* **Information given**:
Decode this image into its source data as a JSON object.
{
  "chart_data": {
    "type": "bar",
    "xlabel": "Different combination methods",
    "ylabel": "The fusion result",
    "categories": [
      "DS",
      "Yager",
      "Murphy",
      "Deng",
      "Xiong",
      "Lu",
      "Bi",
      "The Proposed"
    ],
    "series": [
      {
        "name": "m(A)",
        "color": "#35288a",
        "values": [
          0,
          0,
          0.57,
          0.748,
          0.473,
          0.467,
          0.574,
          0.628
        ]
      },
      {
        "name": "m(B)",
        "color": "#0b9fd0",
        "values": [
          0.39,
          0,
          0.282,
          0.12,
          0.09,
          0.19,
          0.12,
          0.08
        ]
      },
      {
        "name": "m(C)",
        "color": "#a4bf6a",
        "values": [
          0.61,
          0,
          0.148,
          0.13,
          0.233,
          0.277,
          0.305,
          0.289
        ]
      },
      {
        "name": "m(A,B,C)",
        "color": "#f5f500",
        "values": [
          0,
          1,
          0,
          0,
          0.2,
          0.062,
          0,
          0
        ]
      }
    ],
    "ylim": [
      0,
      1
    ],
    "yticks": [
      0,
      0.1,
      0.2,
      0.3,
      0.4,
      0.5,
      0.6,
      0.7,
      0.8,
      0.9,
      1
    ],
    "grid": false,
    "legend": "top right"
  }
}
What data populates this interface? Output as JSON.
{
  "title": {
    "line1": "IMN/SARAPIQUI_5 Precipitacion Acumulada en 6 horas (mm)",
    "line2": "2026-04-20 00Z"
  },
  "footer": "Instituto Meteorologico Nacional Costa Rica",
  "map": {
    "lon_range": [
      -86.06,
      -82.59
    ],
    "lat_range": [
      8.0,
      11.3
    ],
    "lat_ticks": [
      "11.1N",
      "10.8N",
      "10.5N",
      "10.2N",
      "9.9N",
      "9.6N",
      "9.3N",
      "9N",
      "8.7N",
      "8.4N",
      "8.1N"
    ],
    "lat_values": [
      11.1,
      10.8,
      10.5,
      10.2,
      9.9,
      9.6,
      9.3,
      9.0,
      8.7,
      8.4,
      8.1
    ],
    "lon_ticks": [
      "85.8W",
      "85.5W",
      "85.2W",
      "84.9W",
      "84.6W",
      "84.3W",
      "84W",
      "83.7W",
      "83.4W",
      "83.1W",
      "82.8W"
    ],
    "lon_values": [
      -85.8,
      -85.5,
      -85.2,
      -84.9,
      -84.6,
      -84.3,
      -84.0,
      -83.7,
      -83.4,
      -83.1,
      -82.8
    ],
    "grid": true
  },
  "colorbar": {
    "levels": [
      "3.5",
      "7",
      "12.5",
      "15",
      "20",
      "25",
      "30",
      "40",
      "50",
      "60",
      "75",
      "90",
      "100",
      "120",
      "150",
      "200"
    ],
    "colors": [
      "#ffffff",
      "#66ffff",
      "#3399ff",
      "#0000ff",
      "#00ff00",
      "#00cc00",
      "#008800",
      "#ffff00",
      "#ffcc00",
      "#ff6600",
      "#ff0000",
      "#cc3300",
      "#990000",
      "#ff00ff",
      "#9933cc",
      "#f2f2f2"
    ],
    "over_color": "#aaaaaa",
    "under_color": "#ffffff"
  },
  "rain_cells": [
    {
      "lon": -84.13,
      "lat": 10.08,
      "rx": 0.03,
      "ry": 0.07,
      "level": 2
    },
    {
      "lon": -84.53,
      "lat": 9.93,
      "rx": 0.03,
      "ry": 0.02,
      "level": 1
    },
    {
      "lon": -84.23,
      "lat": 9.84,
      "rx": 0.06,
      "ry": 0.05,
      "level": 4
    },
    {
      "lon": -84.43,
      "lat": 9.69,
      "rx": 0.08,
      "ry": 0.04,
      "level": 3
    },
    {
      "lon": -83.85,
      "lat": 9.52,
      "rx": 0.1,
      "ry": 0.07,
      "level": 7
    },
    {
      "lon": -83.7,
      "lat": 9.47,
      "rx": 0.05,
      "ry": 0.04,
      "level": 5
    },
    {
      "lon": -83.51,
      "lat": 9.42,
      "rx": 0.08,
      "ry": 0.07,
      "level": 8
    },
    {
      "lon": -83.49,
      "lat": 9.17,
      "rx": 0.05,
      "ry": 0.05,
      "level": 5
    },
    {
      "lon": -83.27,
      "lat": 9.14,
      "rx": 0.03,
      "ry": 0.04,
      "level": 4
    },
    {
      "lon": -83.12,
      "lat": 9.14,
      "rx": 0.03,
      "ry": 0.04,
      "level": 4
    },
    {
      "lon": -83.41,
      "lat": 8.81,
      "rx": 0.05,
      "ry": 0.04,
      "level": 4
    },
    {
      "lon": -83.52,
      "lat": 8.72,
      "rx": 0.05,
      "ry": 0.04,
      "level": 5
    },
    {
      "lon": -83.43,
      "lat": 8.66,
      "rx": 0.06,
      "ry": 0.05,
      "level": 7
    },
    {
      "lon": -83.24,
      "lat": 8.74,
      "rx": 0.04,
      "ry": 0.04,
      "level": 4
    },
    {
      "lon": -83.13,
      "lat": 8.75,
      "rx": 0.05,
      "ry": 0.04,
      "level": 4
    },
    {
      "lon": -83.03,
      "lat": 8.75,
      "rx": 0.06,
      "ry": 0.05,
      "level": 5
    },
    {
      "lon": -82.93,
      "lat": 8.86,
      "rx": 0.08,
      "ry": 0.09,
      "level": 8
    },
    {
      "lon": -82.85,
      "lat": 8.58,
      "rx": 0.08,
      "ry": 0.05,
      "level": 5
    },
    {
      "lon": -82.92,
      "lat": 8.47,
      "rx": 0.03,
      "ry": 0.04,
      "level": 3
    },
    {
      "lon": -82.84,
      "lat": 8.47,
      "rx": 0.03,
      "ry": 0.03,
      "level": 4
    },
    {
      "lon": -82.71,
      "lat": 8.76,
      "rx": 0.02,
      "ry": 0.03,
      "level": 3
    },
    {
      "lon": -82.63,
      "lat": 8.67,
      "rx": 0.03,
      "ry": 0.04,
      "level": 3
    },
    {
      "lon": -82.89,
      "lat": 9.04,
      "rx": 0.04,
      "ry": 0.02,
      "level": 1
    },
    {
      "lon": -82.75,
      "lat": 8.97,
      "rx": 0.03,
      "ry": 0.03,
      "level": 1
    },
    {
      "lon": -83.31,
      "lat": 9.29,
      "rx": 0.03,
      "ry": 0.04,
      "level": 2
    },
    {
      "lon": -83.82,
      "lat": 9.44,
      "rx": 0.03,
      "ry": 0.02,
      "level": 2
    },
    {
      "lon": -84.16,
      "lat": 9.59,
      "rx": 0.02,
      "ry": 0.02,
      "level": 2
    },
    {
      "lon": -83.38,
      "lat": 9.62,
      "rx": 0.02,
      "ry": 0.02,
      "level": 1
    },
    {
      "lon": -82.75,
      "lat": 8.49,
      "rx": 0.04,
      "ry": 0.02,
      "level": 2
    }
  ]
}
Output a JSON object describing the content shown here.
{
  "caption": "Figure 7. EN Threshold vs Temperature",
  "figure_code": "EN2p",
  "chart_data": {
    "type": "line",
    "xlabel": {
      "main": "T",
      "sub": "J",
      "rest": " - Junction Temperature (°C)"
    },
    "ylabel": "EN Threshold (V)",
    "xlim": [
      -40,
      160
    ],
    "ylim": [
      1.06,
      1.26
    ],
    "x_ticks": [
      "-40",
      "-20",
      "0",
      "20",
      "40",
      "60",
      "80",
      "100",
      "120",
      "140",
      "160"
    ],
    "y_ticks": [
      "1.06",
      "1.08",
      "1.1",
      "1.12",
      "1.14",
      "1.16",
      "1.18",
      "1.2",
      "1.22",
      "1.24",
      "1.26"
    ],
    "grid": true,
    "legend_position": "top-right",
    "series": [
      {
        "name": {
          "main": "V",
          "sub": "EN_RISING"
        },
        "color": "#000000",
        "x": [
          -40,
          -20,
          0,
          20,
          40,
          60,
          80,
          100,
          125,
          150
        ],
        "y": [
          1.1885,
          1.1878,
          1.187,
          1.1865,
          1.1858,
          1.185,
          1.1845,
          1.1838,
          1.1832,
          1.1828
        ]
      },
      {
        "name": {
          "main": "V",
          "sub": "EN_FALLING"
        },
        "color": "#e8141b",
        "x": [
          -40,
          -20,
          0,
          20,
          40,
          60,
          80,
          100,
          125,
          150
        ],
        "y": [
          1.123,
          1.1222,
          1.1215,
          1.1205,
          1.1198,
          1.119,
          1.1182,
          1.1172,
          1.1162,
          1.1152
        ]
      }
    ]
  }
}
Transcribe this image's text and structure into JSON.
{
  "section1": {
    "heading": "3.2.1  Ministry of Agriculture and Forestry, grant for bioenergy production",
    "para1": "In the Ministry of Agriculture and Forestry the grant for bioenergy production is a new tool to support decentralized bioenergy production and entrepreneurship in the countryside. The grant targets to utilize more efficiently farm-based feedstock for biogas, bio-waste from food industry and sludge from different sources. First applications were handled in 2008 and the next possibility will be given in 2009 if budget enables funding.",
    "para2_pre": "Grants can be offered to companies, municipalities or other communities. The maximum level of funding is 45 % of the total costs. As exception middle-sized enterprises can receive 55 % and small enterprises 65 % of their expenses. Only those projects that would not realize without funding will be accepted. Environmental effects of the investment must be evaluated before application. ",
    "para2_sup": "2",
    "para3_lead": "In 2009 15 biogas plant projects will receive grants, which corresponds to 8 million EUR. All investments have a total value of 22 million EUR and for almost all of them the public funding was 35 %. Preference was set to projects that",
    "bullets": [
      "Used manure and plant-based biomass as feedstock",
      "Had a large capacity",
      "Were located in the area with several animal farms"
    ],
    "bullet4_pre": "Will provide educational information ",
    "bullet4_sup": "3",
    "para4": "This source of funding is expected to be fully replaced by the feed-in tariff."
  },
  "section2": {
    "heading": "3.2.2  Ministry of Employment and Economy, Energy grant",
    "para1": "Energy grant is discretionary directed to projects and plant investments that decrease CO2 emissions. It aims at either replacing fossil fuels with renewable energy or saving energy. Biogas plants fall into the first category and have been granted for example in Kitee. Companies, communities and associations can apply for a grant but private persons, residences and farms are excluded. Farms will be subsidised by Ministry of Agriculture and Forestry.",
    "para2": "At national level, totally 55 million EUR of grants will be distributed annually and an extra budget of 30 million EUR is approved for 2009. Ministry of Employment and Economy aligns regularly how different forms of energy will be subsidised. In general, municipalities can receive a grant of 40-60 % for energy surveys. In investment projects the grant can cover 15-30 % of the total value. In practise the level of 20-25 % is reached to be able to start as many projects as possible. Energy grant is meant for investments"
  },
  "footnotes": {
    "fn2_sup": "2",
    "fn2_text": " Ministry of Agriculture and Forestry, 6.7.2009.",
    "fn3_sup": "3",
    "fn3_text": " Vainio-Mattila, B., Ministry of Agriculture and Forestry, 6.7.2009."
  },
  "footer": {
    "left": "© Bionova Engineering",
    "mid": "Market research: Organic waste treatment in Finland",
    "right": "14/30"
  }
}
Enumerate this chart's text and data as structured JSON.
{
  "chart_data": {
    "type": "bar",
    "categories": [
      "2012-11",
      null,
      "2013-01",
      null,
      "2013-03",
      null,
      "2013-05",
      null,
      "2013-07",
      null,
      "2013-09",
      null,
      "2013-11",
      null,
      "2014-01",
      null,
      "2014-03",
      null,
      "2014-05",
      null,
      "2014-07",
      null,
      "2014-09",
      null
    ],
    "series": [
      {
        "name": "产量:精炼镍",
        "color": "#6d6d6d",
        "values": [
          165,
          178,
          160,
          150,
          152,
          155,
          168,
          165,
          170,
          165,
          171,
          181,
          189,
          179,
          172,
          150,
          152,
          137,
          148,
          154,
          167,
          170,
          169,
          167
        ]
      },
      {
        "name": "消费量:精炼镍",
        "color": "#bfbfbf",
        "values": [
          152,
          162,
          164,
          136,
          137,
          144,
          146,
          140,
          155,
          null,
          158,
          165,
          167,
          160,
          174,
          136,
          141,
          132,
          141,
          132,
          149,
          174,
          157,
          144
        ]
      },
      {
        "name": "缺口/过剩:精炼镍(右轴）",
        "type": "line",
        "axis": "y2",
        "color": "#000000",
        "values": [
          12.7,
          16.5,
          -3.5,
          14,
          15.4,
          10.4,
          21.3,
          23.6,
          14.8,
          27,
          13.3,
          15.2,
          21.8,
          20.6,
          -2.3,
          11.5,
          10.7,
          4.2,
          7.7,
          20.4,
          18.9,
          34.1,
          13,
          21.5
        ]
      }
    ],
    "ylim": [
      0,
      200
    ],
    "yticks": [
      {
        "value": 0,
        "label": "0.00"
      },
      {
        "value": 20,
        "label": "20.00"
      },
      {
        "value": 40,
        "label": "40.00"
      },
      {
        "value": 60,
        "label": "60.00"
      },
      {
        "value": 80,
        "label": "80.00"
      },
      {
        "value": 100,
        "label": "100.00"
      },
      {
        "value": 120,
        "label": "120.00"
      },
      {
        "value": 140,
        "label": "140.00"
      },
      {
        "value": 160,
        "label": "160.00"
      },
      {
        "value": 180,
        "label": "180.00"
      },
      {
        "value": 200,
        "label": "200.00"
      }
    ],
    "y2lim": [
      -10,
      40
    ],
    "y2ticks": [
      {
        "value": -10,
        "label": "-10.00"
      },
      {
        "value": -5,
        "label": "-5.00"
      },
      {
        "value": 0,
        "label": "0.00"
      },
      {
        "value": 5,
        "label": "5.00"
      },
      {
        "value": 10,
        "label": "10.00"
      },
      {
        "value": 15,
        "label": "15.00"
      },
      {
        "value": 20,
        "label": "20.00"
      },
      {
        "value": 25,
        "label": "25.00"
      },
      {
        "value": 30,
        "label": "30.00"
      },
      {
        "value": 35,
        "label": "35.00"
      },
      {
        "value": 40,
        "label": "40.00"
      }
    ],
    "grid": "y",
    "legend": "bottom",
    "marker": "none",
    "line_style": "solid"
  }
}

* **Required task**: Only lines with the word "object" are wanted, so copy each one from the records.

* **Answer for the task**:
Decode this image into its source data as a JSON object.
Output a JSON object describing the content shown here.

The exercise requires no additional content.